* DIRECTIVE
From the entries below, gather every line containing the string "filtering".

* MATERIAL
══════════

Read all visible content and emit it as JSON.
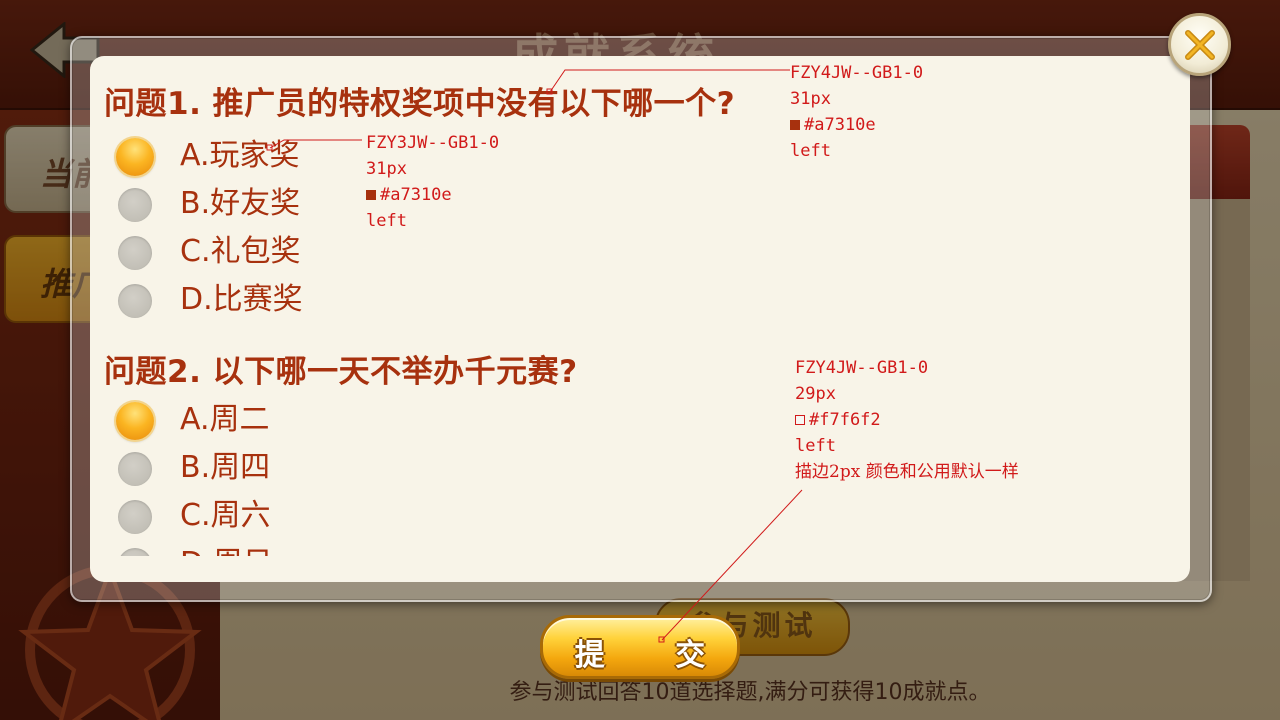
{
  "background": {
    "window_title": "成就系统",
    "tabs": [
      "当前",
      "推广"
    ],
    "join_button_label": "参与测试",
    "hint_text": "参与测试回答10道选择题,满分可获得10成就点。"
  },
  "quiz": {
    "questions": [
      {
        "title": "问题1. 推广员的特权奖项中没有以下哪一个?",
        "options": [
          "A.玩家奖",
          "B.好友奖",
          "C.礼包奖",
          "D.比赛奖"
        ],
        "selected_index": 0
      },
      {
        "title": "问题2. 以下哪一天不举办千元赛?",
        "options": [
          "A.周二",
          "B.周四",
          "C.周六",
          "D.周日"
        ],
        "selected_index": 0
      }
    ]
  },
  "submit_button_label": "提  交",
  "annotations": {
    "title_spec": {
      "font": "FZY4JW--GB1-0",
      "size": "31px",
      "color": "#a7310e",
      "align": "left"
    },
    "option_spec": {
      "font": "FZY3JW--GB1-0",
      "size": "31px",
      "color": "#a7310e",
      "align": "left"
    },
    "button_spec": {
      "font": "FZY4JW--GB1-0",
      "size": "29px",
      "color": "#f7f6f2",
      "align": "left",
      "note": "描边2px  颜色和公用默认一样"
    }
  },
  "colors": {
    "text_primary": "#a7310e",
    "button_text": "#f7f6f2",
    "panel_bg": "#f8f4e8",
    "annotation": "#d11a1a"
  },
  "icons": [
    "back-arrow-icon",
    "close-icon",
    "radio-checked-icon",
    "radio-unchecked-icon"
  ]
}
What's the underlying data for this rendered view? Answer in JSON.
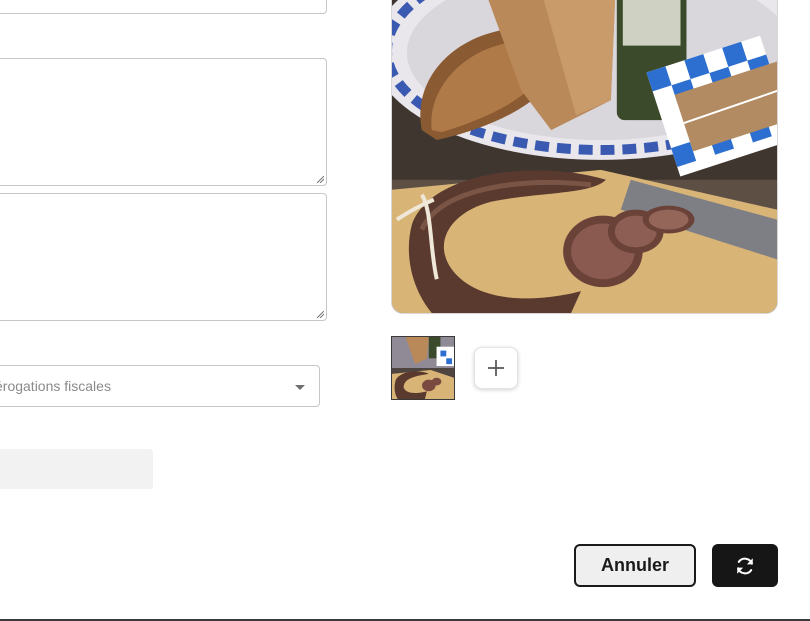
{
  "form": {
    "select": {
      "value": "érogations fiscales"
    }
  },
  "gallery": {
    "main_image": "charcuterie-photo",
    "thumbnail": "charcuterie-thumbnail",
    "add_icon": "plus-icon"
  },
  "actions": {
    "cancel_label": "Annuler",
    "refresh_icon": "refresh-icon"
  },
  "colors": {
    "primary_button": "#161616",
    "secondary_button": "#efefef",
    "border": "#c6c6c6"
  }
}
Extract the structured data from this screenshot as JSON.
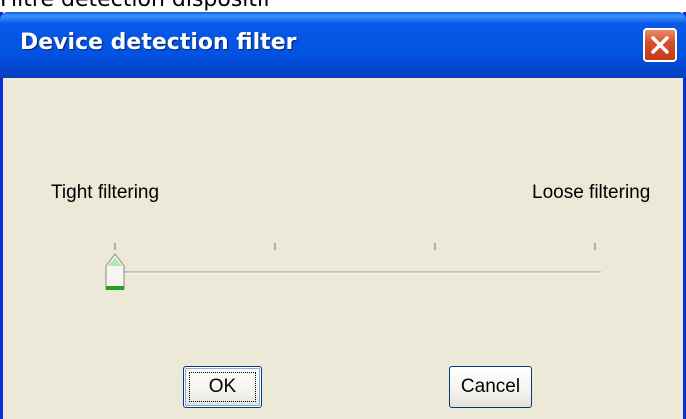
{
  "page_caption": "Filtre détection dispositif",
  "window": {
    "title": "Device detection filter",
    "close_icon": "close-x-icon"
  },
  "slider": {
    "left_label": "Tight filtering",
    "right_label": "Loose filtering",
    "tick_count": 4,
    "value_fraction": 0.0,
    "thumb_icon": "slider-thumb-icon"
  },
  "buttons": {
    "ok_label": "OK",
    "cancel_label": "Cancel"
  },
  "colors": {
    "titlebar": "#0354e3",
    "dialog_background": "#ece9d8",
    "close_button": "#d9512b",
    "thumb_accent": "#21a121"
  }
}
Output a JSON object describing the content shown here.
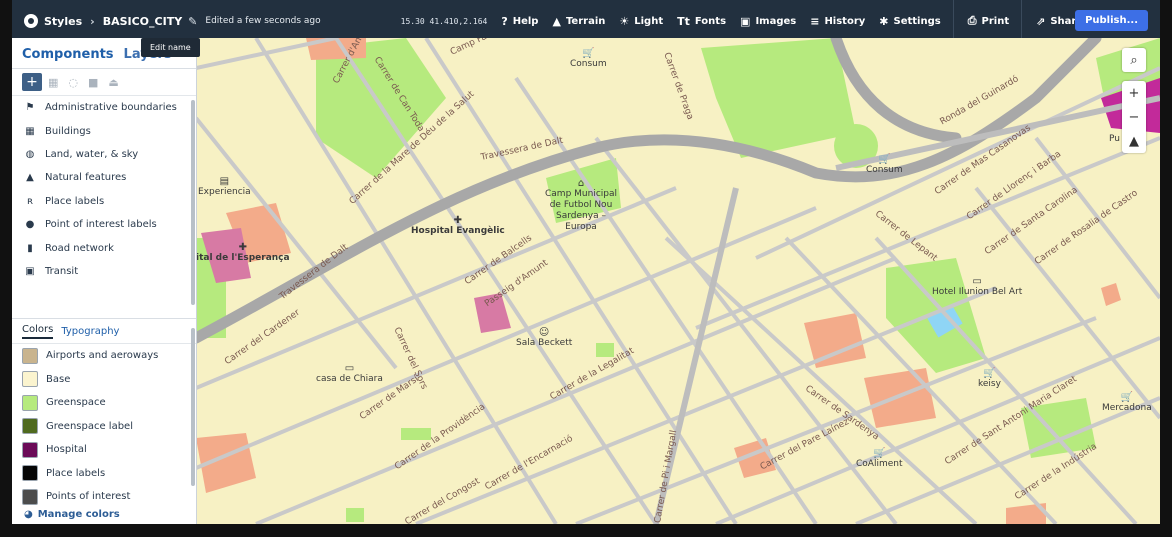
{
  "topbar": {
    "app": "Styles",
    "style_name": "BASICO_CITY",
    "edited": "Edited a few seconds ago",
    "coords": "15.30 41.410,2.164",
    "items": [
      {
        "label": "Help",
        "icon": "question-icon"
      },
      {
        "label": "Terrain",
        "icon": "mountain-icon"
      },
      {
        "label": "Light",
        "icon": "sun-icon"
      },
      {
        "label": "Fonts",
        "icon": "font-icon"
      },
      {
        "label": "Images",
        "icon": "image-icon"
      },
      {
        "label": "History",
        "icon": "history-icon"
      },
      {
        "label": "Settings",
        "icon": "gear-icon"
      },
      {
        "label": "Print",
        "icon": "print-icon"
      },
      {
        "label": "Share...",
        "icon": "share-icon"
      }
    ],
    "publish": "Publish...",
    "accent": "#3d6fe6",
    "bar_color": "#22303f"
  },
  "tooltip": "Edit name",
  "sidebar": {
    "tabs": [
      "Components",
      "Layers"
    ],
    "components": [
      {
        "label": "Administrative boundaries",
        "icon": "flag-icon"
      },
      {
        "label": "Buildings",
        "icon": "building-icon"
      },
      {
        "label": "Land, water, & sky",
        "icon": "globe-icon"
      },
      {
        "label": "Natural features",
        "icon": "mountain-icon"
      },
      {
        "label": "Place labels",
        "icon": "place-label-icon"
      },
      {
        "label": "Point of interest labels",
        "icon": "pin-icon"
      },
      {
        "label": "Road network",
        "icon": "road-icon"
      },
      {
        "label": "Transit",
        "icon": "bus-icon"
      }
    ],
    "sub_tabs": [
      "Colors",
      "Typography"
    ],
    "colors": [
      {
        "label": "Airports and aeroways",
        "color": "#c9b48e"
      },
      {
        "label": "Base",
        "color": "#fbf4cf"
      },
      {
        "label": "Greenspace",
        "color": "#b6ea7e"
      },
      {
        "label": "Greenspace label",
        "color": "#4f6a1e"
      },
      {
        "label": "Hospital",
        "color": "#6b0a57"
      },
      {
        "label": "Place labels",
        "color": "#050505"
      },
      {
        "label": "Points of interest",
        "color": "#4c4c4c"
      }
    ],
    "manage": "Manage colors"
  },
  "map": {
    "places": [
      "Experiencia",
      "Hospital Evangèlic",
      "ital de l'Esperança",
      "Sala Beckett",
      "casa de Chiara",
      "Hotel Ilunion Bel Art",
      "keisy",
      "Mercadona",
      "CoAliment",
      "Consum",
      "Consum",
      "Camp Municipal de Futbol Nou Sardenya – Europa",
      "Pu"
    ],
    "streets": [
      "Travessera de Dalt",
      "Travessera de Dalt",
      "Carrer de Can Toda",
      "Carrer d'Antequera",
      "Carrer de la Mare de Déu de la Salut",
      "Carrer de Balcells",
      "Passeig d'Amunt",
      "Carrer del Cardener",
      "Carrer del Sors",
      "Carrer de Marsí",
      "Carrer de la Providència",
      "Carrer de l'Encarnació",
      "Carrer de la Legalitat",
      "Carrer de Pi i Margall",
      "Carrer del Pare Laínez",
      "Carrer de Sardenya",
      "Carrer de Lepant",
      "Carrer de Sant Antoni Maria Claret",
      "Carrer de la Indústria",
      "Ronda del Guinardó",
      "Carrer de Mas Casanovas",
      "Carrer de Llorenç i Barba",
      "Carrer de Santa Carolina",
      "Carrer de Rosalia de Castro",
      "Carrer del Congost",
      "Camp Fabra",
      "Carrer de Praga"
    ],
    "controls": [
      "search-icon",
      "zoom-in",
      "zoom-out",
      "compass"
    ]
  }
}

══════════

* FINISHED TASK
    "left_label": "Tight filtering",
    "right_label": "Loose filtering",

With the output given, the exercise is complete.